EXTRACTED DATA

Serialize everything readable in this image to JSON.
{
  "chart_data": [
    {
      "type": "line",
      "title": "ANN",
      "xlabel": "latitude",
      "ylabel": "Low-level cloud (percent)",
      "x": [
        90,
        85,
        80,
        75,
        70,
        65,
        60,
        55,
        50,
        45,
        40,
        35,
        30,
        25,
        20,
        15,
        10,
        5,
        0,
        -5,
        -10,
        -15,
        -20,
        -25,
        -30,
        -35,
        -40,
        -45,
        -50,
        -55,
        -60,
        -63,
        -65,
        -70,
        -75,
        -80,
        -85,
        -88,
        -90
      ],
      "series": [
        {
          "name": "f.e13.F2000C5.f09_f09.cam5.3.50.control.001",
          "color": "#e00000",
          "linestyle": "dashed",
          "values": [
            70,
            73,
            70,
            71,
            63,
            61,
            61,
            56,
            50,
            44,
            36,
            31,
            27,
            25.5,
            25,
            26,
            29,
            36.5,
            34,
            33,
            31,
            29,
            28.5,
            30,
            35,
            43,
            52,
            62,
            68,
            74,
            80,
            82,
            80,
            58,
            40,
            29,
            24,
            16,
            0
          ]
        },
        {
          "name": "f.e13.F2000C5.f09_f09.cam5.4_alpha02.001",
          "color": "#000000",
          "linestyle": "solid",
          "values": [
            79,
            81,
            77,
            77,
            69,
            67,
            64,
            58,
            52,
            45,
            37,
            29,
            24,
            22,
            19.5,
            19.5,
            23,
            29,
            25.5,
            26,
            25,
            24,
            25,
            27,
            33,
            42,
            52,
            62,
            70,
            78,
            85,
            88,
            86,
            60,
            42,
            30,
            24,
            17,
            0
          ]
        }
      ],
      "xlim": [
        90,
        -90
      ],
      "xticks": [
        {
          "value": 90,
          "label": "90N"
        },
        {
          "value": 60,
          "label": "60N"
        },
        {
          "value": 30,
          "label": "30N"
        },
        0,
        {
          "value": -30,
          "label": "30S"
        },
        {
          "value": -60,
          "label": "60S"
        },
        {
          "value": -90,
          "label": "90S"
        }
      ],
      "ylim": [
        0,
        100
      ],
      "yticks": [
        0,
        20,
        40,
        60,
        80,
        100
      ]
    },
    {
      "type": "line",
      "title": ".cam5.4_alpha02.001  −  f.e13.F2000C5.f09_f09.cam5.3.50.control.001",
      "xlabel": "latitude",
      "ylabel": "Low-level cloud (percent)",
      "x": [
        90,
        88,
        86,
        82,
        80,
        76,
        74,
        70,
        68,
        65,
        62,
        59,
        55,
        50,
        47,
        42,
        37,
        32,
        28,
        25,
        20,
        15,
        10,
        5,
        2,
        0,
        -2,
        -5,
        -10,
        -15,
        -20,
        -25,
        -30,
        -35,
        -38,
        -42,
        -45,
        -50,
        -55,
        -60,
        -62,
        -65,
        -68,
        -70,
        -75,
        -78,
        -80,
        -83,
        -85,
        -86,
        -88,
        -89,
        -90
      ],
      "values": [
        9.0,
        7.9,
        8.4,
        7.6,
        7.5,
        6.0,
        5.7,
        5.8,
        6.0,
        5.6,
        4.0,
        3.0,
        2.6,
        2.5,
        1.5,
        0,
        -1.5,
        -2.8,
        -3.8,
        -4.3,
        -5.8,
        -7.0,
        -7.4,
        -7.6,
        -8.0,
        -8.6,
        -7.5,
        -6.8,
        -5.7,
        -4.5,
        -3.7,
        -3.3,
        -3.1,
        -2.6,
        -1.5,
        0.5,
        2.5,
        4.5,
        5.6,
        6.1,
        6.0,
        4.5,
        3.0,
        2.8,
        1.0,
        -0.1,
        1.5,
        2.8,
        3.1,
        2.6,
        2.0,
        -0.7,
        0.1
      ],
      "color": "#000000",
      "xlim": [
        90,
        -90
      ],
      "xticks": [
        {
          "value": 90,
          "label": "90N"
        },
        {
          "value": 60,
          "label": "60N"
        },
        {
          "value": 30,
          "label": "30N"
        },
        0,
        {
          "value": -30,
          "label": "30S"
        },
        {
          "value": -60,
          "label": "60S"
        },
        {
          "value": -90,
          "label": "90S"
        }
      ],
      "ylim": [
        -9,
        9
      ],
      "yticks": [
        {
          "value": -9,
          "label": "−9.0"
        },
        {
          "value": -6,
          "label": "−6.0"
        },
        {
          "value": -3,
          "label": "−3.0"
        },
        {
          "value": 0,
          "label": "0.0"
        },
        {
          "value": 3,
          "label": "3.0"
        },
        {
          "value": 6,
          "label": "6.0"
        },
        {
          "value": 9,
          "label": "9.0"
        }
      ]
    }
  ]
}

GOAL OF THE EXERCISE
Tally the lines of the records holding the word "color", then state only the tally.

RESPONSE TO THIS TASK
3